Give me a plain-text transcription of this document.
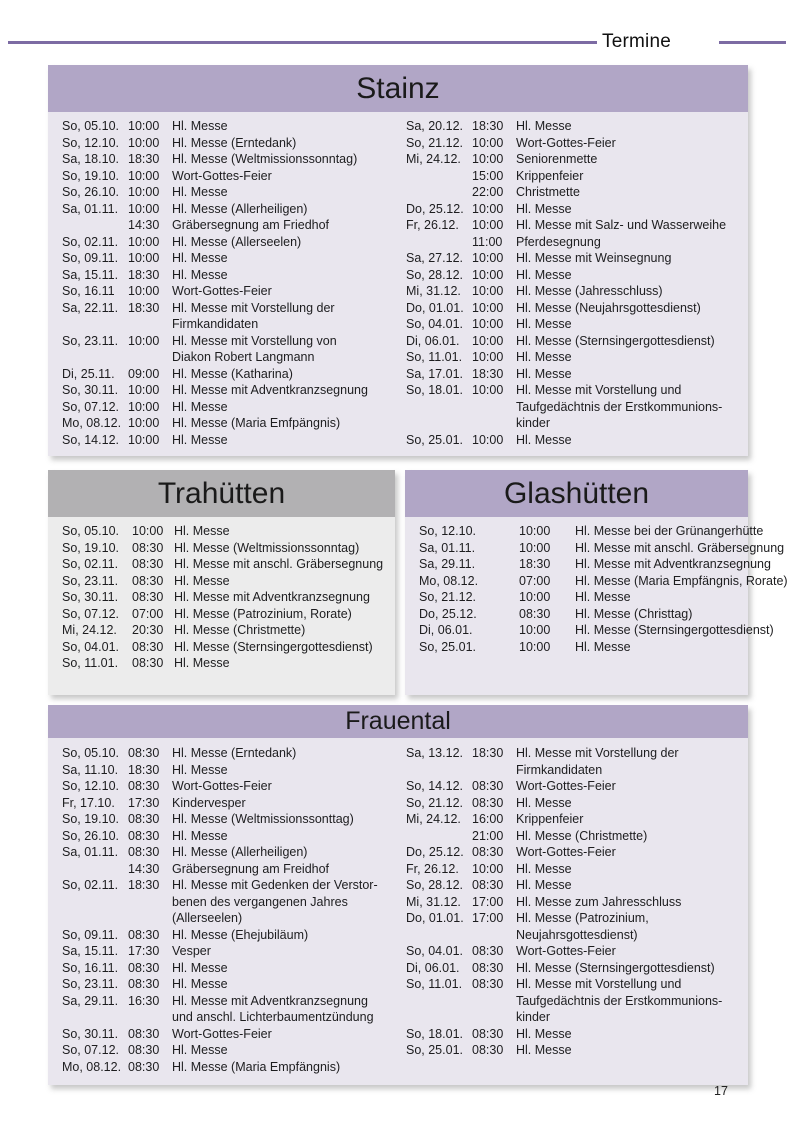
Termine
Stainz
So, 05.10. 10:00	Hl. Messe
So, 12.10. 10:00	Hl. Messe (Erntedank)
Sa, 18.10. 18:30	Hl. Messe (Weltmissionssonntag)
So, 19.10. 10:00	Wort-Gottes-Feier
So, 26.10. 10:00	Hl. Messe
Sa, 01.11. 10:00	Hl. Messe (Allerheiligen)
14:30	Gräbersegnung am Friedhof
So, 02.11. 10:00	Hl. Messe (Allerseelen)
So, 09.11. 10:00	Hl. Messe
Sa, 15.11. 18:30	Hl. Messe
So, 16.11	10:00	Wort-Gottes-Feier
Sa, 22.11. 18:30	Hl. Messe mit Vorstellung der
Firmkandidaten
So, 23.11. 10:00	Hl. Messe mit Vorstellung von
Diakon Robert Langmann
Di, 25.11.	09:00	Hl. Messe (Katharina)
So, 30.11. 10:00	Hl. Messe mit Adventkranzsegnung
So, 07.12. 10:00	Hl. Messe
Mo, 08.12. 10:00	Hl. Messe (Maria Emfpängnis)
So, 14.12. 10:00	Hl. Messe
Sa, 20.12. 18:30	Hl. Messe
So, 21.12. 10:00	Wort-Gottes-Feier
Mi, 24.12. 10:00	Seniorenmette
15:00	Krippenfeier
22:00	Christmette
Do, 25.12. 10:00	Hl. Messe
Fr, 26.12.	10:00	Hl. Messe mit Salz- und Wasserweihe
11:00	Pferdesegnung
Sa, 27.12. 10:00	Hl. Messe mit Weinsegnung
So, 28.12. 10:00	Hl. Messe
Mi, 31.12. 10:00	Hl. Messe (Jahresschluss)
Do, 01.01. 10:00	Hl. Messe (Neujahrsgottesdienst)
So, 04.01. 10:00	Hl. Messe
Di, 06.01. 10:00	Hl. Messe (Sternsingergottesdienst)
So, 11.01. 10:00	Hl. Messe
Sa, 17.01. 18:30	Hl. Messe
So, 18.01. 10:00	Hl. Messe mit Vorstellung und
Taufgedächtnis der Erstkommunions-
kinder
So, 25.01. 10:00	Hl. Messe
Trahütten
So, 05.10.	10:00 Hl. Messe
So, 19.10.	08:30 Hl. Messe (Weltmissionssonntag)
So, 02.11.	08:30 Hl. Messe mit anschl. Gräbersegnung
So, 23.11.	08:30 Hl. Messe
So, 30.11.	08:30 Hl. Messe mit Adventkranzsegnung
So, 07.12.	07:00 Hl. Messe (Patrozinium, Rorate)
Mi, 24.12.	20:30 Hl. Messe (Christmette)
So, 04.01.	08:30 Hl. Messe (Sternsingergottesdienst)
So, 11.01.	08:30 Hl. Messe
Glashütten
So, 12.10.	10:00	Hl. Messe bei der Grünangerhütte
Sa, 01.11.	10:00	Hl. Messe mit anschl. Gräbersegnung
Sa, 29.11.	18:30	Hl. Messe mit Adventkranzsegnung
Mo, 08.12.	07:00	Hl. Messe (Maria Empfängnis, Rorate)
So, 21.12.	10:00	Hl. Messe
Do, 25.12.	08:30	Hl. Messe (Christtag)
Di, 06.01.	10:00	Hl. Messe (Sternsingergottesdienst)
So, 25.01.	10:00	Hl. Messe
Frauental
So, 05.10. 08:30	Hl. Messe (Erntedank)
Sa, 11.10. 18:30	Hl. Messe
So, 12.10. 08:30	Wort-Gottes-Feier
Fr, 17.10.	17:30	Kindervesper
So, 19.10. 08:30	Hl. Messe (Weltmissionssonttag)
So, 26.10. 08:30	Hl. Messe
Sa, 01.11. 08:30	Hl. Messe (Allerheiligen)
14:30	Gräbersegnung am Freidhof
So, 02.11. 18:30	Hl. Messe mit Gedenken der Verstor-
benen des vergangenen Jahres
(Allerseelen)
So, 09.11. 08:30	Hl. Messe (Ehejubiläum)
Sa, 15.11. 17:30	Vesper
So, 16.11. 08:30	Hl. Messe
So, 23.11. 08:30	Hl. Messe
Sa, 29.11. 16:30	Hl. Messe mit Adventkranzsegnung
und anschl. Lichterbaumentzündung
So, 30.11. 08:30	Wort-Gottes-Feier
So, 07.12. 08:30	Hl. Messe
Mo, 08.12. 08:30	Hl. Messe (Maria Empfängnis)
Sa, 13.12. 18:30	Hl. Messe mit Vorstellung der
Firmkandidaten
So, 14.12. 08:30	Wort-Gottes-Feier
So, 21.12. 08:30	Hl. Messe
Mi, 24.12. 16:00	Krippenfeier
21:00	Hl. Messe (Christmette)
Do, 25.12. 08:30	Wort-Gottes-Feier
Fr, 26.12.	10:00	Hl. Messe
So, 28.12. 08:30	Hl. Messe
Mi, 31.12. 17:00	Hl. Messe zum Jahresschluss
Do, 01.01. 17:00	Hl. Messe (Patrozinium,
Neujahrsgottesdienst)
So, 04.01. 08:30	Wort-Gottes-Feier
Di, 06.01. 08:30	Hl. Messe (Sternsingergottesdienst)
So, 11.01. 08:30	Hl. Messe mit Vorstellung und
Taufgedächtnis der Erstkommunions-
kinder
So, 18.01. 08:30	Hl. Messe
So, 25.01. 08:30	Hl. Messe
17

- - - - -

Required task:
Transcribe the whole listing exactly. Pictures stay out of your copy.

Completed exercise:
Give me a plain-text transcription of this document.
Termine
Stainz
So, 05.10. 10:00	Hl. Messe
So, 12.10. 10:00	Hl. Messe (Erntedank)
Sa, 18.10. 18:30	Hl. Messe (Weltmissionssonntag)
So, 19.10. 10:00	Wort-Gottes-Feier
So, 26.10. 10:00	Hl. Messe
Sa, 01.11. 10:00	Hl. Messe (Allerheiligen)
14:30	Gräbersegnung am Friedhof
So, 02.11. 10:00	Hl. Messe (Allerseelen)
So, 09.11. 10:00	Hl. Messe
Sa, 15.11. 18:30	Hl. Messe
So, 16.11	10:00	Wort-Gottes-Feier
Sa, 22.11. 18:30	Hl. Messe mit Vorstellung der
Firmkandidaten
So, 23.11. 10:00	Hl. Messe mit Vorstellung von
Diakon Robert Langmann
Di, 25.11.	09:00	Hl. Messe (Katharina)
So, 30.11. 10:00	Hl. Messe mit Adventkranzsegnung
So, 07.12. 10:00	Hl. Messe
Mo, 08.12. 10:00	Hl. Messe (Maria Emfpängnis)
So, 14.12. 10:00	Hl. Messe
Sa, 20.12. 18:30	Hl. Messe
So, 21.12. 10:00	Wort-Gottes-Feier
Mi, 24.12. 10:00	Seniorenmette
15:00	Krippenfeier
22:00	Christmette
Do, 25.12. 10:00	Hl. Messe
Fr, 26.12.	10:00	Hl. Messe mit Salz- und Wasserweihe
11:00	Pferdesegnung
Sa, 27.12. 10:00	Hl. Messe mit Weinsegnung
So, 28.12. 10:00	Hl. Messe
Mi, 31.12. 10:00	Hl. Messe (Jahresschluss)
Do, 01.01. 10:00	Hl. Messe (Neujahrsgottesdienst)
So, 04.01. 10:00	Hl. Messe
Di, 06.01. 10:00	Hl. Messe (Sternsingergottesdienst)
So, 11.01. 10:00	Hl. Messe
Sa, 17.01. 18:30	Hl. Messe
So, 18.01. 10:00	Hl. Messe mit Vorstellung und
Taufgedächtnis der Erstkommunions-
kinder
So, 25.01. 10:00	Hl. Messe
Trahütten
So, 05.10.	10:00 Hl. Messe
So, 19.10.	08:30 Hl. Messe (Weltmissionssonntag)
So, 02.11.	08:30 Hl. Messe mit anschl. Gräbersegnung
So, 23.11.	08:30 Hl. Messe
So, 30.11.	08:30 Hl. Messe mit Adventkranzsegnung
So, 07.12.	07:00 Hl. Messe (Patrozinium, Rorate)
Mi, 24.12.	20:30 Hl. Messe (Christmette)
So, 04.01.	08:30 Hl. Messe (Sternsingergottesdienst)
So, 11.01.	08:30 Hl. Messe
Glashütten
So, 12.10.	10:00	Hl. Messe bei der Grünangerhütte
Sa, 01.11.	10:00	Hl. Messe mit anschl. Gräbersegnung
Sa, 29.11.	18:30	Hl. Messe mit Adventkranzsegnung
Mo, 08.12.	07:00	Hl. Messe (Maria Empfängnis, Rorate)
So, 21.12.	10:00	Hl. Messe
Do, 25.12.	08:30	Hl. Messe (Christtag)
Di, 06.01.	10:00	Hl. Messe (Sternsingergottesdienst)
So, 25.01.	10:00	Hl. Messe
Frauental
So, 05.10. 08:30	Hl. Messe (Erntedank)
Sa, 11.10. 18:30	Hl. Messe
So, 12.10. 08:30	Wort-Gottes-Feier
Fr, 17.10.	17:30	Kindervesper
So, 19.10. 08:30	Hl. Messe (Weltmissionssonttag)
So, 26.10. 08:30	Hl. Messe
Sa, 01.11. 08:30	Hl. Messe (Allerheiligen)
14:30	Gräbersegnung am Freidhof
So, 02.11. 18:30	Hl. Messe mit Gedenken der Verstor-
benen des vergangenen Jahres
(Allerseelen)
So, 09.11. 08:30	Hl. Messe (Ehejubiläum)
Sa, 15.11. 17:30	Vesper
So, 16.11. 08:30	Hl. Messe
So, 23.11. 08:30	Hl. Messe
Sa, 29.11. 16:30	Hl. Messe mit Adventkranzsegnung
und anschl. Lichterbaumentzündung
So, 30.11. 08:30	Wort-Gottes-Feier
So, 07.12. 08:30	Hl. Messe
Mo, 08.12. 08:30	Hl. Messe (Maria Empfängnis)
Sa, 13.12. 18:30	Hl. Messe mit Vorstellung der
Firmkandidaten
So, 14.12. 08:30	Wort-Gottes-Feier
So, 21.12. 08:30	Hl. Messe
Mi, 24.12. 16:00	Krippenfeier
21:00	Hl. Messe (Christmette)
Do, 25.12. 08:30	Wort-Gottes-Feier
Fr, 26.12.	10:00	Hl. Messe
So, 28.12. 08:30	Hl. Messe
Mi, 31.12. 17:00	Hl. Messe zum Jahresschluss
Do, 01.01. 17:00	Hl. Messe (Patrozinium,
Neujahrsgottesdienst)
So, 04.01. 08:30	Wort-Gottes-Feier
Di, 06.01. 08:30	Hl. Messe (Sternsingergottesdienst)
So, 11.01. 08:30	Hl. Messe mit Vorstellung und
Taufgedächtnis der Erstkommunions-
kinder
So, 18.01. 08:30	Hl. Messe
So, 25.01. 08:30	Hl. Messe
17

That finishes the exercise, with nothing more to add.